» Exercise task: Write out the material exactly, without any of its pictures.

[Stored entries]
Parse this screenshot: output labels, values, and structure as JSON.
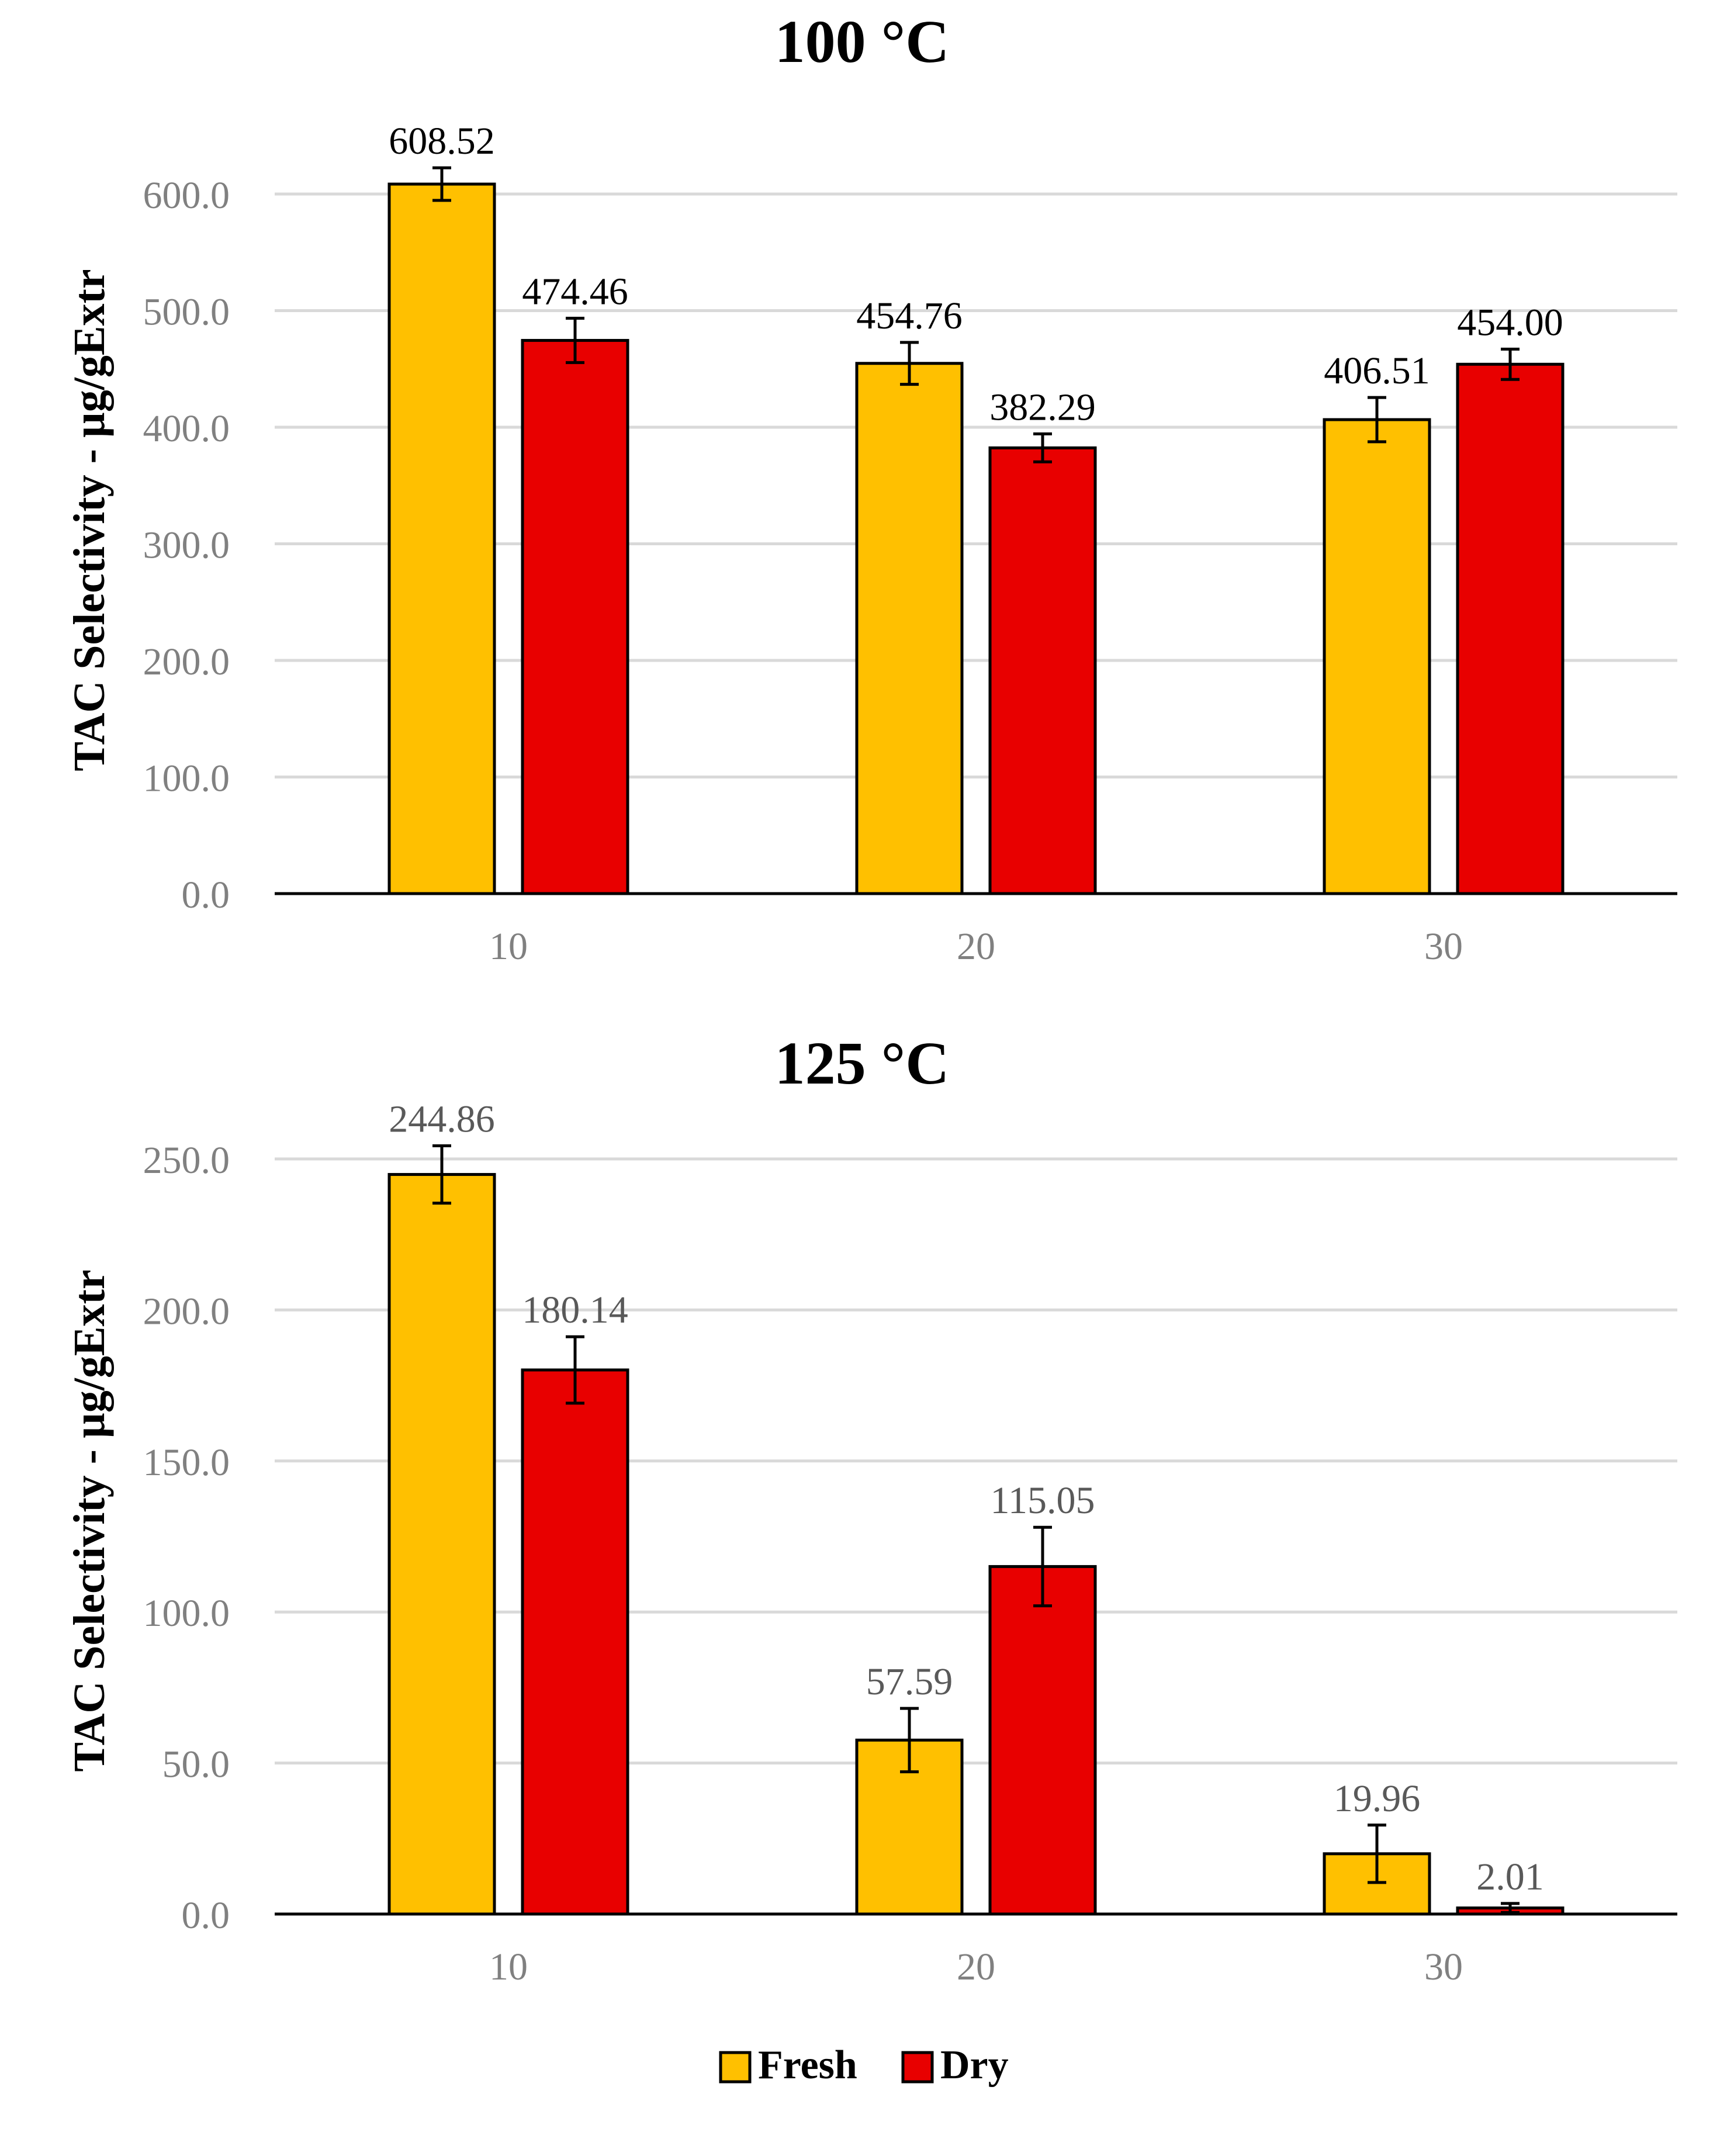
{
  "chart_data": [
    {
      "type": "bar",
      "title": "100 °C",
      "ylabel": "TAC Selectivity - µg/gExtr",
      "xlabel": "",
      "ylim": [
        0,
        600
      ],
      "yticks": [
        "0.0",
        "100.0",
        "200.0",
        "300.0",
        "400.0",
        "500.0",
        "600.0"
      ],
      "ytick_values": [
        0,
        100,
        200,
        300,
        400,
        500,
        600
      ],
      "categories": [
        "10",
        "20",
        "30"
      ],
      "series": [
        {
          "name": "Fresh",
          "color": "#FFC000",
          "values": [
            608.52,
            454.76,
            406.51
          ],
          "errors": [
            14,
            18,
            19
          ],
          "labels": [
            "608.52",
            "454.76",
            "406.51"
          ]
        },
        {
          "name": "Dry",
          "color": "#E80000",
          "values": [
            474.46,
            382.29,
            454.0
          ],
          "errors": [
            19,
            12,
            13
          ],
          "labels": [
            "474.46",
            "382.29",
            "454.00"
          ]
        }
      ],
      "label_color": "#000000",
      "grid": true
    },
    {
      "type": "bar",
      "title": "125 °C",
      "ylabel": "TAC Selectivity - µg/gExtr",
      "xlabel": "",
      "ylim": [
        0,
        250
      ],
      "yticks": [
        "0.0",
        "50.0",
        "100.0",
        "150.0",
        "200.0",
        "250.0"
      ],
      "ytick_values": [
        0,
        50,
        100,
        150,
        200,
        250
      ],
      "categories": [
        "10",
        "20",
        "30"
      ],
      "series": [
        {
          "name": "Fresh",
          "color": "#FFC000",
          "values": [
            244.86,
            57.59,
            19.96
          ],
          "errors": [
            9.5,
            10.5,
            9.5
          ],
          "labels": [
            "244.86",
            "57.59",
            "19.96"
          ]
        },
        {
          "name": "Dry",
          "color": "#E80000",
          "values": [
            180.14,
            115.05,
            2.01
          ],
          "errors": [
            11,
            13,
            1.5
          ],
          "labels": [
            "180.14",
            "115.05",
            "2.01"
          ]
        }
      ],
      "label_color": "#595959",
      "grid": true
    }
  ],
  "legend": [
    {
      "name": "Fresh",
      "color": "#FFC000"
    },
    {
      "name": "Dry",
      "color": "#E80000"
    }
  ]
}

» Output:
Parse this screenshot: output labels, values, and structure as JSON.
{
  "chart_data": [
    {
      "type": "bar",
      "title": "100 °C",
      "ylabel": "TAC Selectivity - µg/gExtr",
      "xlabel": "",
      "ylim": [
        0,
        600
      ],
      "yticks": [
        "0.0",
        "100.0",
        "200.0",
        "300.0",
        "400.0",
        "500.0",
        "600.0"
      ],
      "ytick_values": [
        0,
        100,
        200,
        300,
        400,
        500,
        600
      ],
      "categories": [
        "10",
        "20",
        "30"
      ],
      "series": [
        {
          "name": "Fresh",
          "color": "#FFC000",
          "values": [
            608.52,
            454.76,
            406.51
          ],
          "errors": [
            14,
            18,
            19
          ],
          "labels": [
            "608.52",
            "454.76",
            "406.51"
          ]
        },
        {
          "name": "Dry",
          "color": "#E80000",
          "values": [
            474.46,
            382.29,
            454.0
          ],
          "errors": [
            19,
            12,
            13
          ],
          "labels": [
            "474.46",
            "382.29",
            "454.00"
          ]
        }
      ],
      "label_color": "#000000",
      "grid": true
    },
    {
      "type": "bar",
      "title": "125 °C",
      "ylabel": "TAC Selectivity - µg/gExtr",
      "xlabel": "",
      "ylim": [
        0,
        250
      ],
      "yticks": [
        "0.0",
        "50.0",
        "100.0",
        "150.0",
        "200.0",
        "250.0"
      ],
      "ytick_values": [
        0,
        50,
        100,
        150,
        200,
        250
      ],
      "categories": [
        "10",
        "20",
        "30"
      ],
      "series": [
        {
          "name": "Fresh",
          "color": "#FFC000",
          "values": [
            244.86,
            57.59,
            19.96
          ],
          "errors": [
            9.5,
            10.5,
            9.5
          ],
          "labels": [
            "244.86",
            "57.59",
            "19.96"
          ]
        },
        {
          "name": "Dry",
          "color": "#E80000",
          "values": [
            180.14,
            115.05,
            2.01
          ],
          "errors": [
            11,
            13,
            1.5
          ],
          "labels": [
            "180.14",
            "115.05",
            "2.01"
          ]
        }
      ],
      "label_color": "#595959",
      "grid": true
    }
  ],
  "legend": [
    {
      "name": "Fresh",
      "color": "#FFC000"
    },
    {
      "name": "Dry",
      "color": "#E80000"
    }
  ]
}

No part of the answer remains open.